◆ **Exercise task**:
Pull out every line below containing the word "Click".

◆ **Dataset records**:

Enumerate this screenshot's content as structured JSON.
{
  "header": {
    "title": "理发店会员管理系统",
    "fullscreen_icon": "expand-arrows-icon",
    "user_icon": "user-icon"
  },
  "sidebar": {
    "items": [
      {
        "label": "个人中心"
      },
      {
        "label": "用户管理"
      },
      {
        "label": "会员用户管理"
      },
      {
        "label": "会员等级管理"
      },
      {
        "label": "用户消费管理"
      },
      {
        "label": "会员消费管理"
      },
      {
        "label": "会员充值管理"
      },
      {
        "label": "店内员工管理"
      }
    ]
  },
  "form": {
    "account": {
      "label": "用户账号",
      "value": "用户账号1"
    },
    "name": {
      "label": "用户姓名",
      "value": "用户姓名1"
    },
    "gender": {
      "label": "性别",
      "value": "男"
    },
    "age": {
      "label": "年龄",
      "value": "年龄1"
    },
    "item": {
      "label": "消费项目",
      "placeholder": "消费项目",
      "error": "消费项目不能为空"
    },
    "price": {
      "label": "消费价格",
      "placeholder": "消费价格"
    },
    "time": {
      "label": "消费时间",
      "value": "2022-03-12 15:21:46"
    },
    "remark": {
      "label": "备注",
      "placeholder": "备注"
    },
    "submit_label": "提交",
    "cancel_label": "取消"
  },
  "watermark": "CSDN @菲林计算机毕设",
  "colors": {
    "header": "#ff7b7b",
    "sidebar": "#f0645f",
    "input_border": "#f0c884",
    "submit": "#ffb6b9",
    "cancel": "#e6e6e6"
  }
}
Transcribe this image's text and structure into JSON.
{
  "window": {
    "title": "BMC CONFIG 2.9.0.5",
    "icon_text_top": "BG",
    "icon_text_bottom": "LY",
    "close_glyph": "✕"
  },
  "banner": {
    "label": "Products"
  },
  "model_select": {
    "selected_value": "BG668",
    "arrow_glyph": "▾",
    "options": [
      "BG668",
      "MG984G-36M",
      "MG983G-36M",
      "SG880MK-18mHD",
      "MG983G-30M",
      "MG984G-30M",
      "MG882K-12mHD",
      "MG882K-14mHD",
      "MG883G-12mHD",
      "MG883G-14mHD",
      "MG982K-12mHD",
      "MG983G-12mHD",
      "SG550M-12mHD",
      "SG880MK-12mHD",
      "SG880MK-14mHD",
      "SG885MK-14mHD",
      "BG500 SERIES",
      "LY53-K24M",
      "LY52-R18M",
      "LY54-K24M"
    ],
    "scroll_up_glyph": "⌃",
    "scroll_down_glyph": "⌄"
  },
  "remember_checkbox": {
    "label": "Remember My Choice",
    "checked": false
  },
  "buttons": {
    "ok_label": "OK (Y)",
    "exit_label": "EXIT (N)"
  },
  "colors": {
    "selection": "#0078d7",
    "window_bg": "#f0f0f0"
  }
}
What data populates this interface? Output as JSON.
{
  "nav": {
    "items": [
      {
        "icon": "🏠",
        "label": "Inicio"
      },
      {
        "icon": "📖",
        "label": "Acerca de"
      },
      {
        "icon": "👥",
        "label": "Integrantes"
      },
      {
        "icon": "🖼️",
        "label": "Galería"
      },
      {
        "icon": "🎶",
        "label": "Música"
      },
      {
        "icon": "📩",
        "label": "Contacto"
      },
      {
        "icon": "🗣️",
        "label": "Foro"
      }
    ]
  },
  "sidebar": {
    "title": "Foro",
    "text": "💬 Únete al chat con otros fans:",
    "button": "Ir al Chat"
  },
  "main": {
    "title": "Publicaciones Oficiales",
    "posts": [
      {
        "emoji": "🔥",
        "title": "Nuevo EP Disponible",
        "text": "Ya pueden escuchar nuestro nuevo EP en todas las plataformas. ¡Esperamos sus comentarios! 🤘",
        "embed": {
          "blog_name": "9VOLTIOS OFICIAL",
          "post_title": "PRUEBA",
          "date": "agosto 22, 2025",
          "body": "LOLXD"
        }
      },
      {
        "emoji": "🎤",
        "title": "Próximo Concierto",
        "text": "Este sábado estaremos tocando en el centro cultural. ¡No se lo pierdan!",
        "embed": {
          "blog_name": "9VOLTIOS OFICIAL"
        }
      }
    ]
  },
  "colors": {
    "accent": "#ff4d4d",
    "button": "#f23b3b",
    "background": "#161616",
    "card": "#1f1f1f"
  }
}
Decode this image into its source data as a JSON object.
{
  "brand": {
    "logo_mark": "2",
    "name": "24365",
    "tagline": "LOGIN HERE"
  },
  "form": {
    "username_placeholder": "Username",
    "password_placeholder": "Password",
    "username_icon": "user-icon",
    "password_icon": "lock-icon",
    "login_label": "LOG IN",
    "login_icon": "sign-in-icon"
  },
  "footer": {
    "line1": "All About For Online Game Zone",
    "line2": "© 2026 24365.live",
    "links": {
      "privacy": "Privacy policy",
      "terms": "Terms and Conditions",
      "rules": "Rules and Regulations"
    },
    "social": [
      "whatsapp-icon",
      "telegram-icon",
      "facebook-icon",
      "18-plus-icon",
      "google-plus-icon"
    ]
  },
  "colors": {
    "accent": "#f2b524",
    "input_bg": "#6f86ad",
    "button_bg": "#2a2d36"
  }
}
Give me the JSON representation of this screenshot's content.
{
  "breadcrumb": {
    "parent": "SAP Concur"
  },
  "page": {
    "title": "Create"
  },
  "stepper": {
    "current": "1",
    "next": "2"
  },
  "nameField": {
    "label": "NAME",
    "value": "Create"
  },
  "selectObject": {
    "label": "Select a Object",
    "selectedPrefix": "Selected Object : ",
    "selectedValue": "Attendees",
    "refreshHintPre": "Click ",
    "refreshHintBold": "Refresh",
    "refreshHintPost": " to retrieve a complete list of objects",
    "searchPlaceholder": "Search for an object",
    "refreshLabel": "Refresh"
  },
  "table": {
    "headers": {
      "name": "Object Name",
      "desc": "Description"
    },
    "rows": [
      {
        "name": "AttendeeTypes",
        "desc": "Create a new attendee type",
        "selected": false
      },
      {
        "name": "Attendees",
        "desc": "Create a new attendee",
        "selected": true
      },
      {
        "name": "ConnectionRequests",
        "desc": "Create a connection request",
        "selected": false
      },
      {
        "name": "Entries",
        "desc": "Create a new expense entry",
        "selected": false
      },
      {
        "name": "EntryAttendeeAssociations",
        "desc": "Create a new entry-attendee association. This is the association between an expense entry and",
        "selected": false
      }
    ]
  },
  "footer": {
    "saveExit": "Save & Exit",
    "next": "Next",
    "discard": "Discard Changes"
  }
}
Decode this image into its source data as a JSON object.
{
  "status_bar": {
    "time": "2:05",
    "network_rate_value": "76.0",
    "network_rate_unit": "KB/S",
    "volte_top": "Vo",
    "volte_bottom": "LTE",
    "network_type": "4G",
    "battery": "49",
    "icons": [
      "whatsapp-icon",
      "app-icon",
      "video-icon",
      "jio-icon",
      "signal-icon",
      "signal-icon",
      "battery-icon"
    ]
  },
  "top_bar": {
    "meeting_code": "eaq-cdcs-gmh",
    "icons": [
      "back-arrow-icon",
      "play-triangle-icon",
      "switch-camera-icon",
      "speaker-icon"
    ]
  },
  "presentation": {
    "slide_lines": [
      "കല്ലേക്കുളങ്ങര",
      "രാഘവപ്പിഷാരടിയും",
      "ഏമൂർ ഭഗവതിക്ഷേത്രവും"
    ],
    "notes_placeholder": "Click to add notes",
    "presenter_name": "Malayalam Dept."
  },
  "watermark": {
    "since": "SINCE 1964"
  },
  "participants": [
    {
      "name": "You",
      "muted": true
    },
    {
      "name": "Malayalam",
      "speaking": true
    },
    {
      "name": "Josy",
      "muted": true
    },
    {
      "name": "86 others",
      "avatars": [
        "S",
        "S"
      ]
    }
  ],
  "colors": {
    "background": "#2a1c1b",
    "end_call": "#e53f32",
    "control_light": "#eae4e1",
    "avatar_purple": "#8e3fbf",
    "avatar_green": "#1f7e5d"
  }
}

◆ **Final result**:
    "refreshHintPre": "Click ",
    "notes_placeholder": "Click to add notes",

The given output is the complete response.